[Part of a data file]
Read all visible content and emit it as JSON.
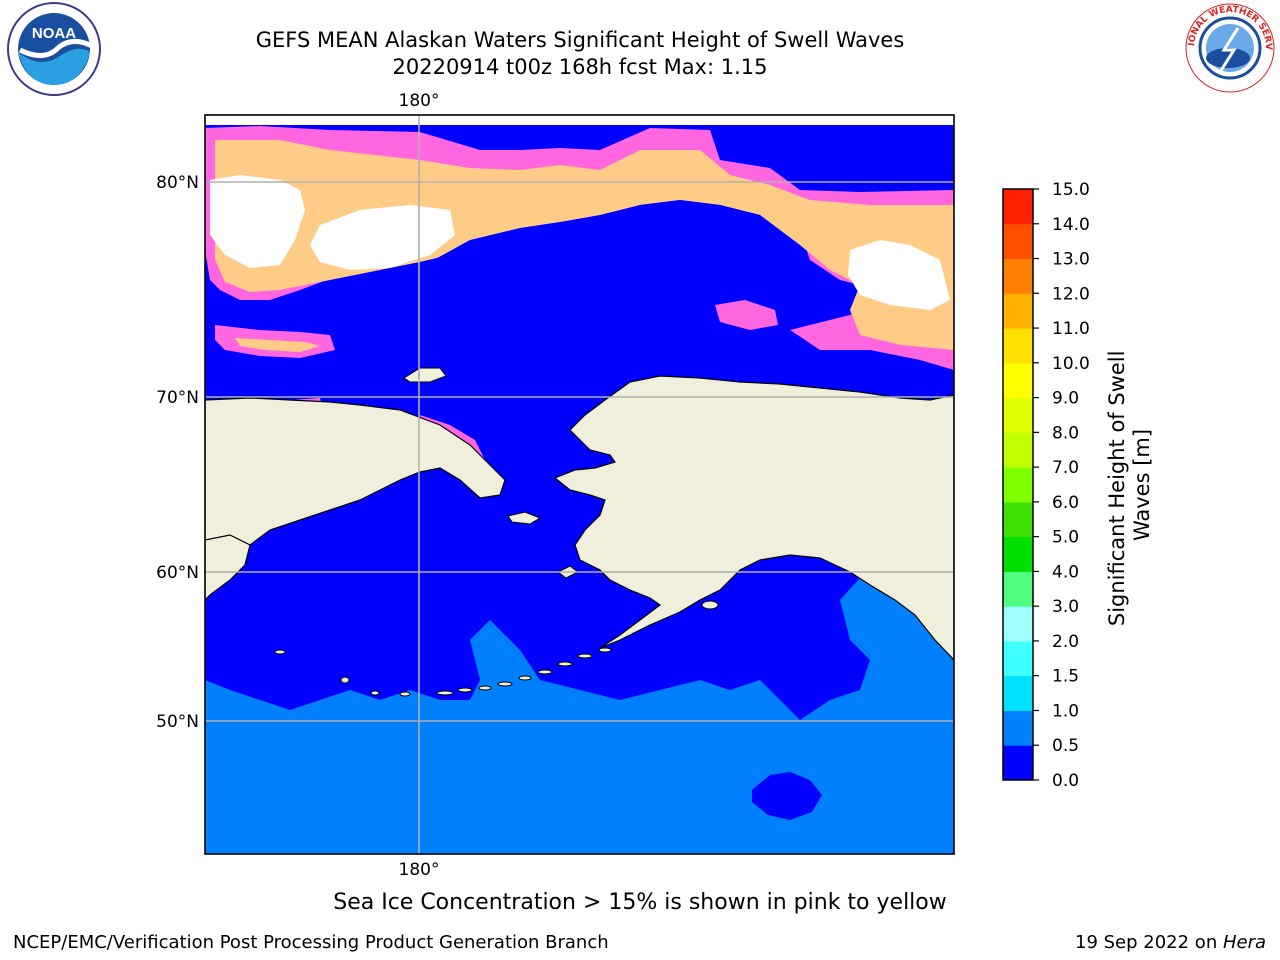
{
  "header": {
    "title_line1": "GEFS MEAN Alaskan Waters Significant Height of Swell Waves",
    "title_line2": "20220914 t00z 168h fcst   Max: 1.15"
  },
  "logos": {
    "noaa_text": "NOAA",
    "noaa_ring_text": "NATIONAL OCEANIC AND ATMOSPHERIC ADMINISTRATION · U.S. DEPARTMENT OF COMMERCE",
    "nws_ring_text": "NATIONAL WEATHER SERVICE"
  },
  "map": {
    "lon_label_top": "180°",
    "lon_label_bottom": "180°",
    "lat_labels": [
      "80°N",
      "70°N",
      "60°N",
      "50°N"
    ],
    "colors": {
      "ocean_low": "#0000ff",
      "ocean_mid": "#0080ff",
      "land": "#efefdc",
      "sea_ice_pink": "#ff66e0",
      "sea_ice_yellow": "#ffcc88",
      "grid": "#b0b0b0"
    }
  },
  "colorbar": {
    "label": "Significant Height of Swell Waves [m]",
    "label_line1": "Significant Height of Swell",
    "label_line2": "Waves [m]",
    "ticks": [
      "0.0",
      "0.5",
      "1.0",
      "1.5",
      "2.0",
      "3.0",
      "4.0",
      "5.0",
      "6.0",
      "7.0",
      "8.0",
      "9.0",
      "10.0",
      "11.0",
      "12.0",
      "13.0",
      "14.0",
      "15.0"
    ],
    "colors": [
      "#0000ff",
      "#0080ff",
      "#00e0ff",
      "#40ffff",
      "#a0ffff",
      "#50ff80",
      "#00e000",
      "#40e000",
      "#80ff00",
      "#c0ff00",
      "#e0ff00",
      "#ffff00",
      "#ffe000",
      "#ffb000",
      "#ff8000",
      "#ff5000",
      "#ff2000",
      "#ff0000"
    ]
  },
  "ice_note": "Sea Ice Concentration > 15% is shown in pink to yellow",
  "footer": {
    "left": "NCEP/EMC/Verification Post Processing Product Generation Branch",
    "right_prefix": "19 Sep 2022 on ",
    "right_host": "Hera"
  }
}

DIRECTIONS FOR THIS TASK: Which lines include the word "Height"? List them all.

ANSWER IN FULL:
    "title_line1": "GEFS MEAN Alaskan Waters Significant Height of Swell Waves",
    "label": "Significant Height of Swell Waves [m]",
    "label_line1": "Significant Height of Swell",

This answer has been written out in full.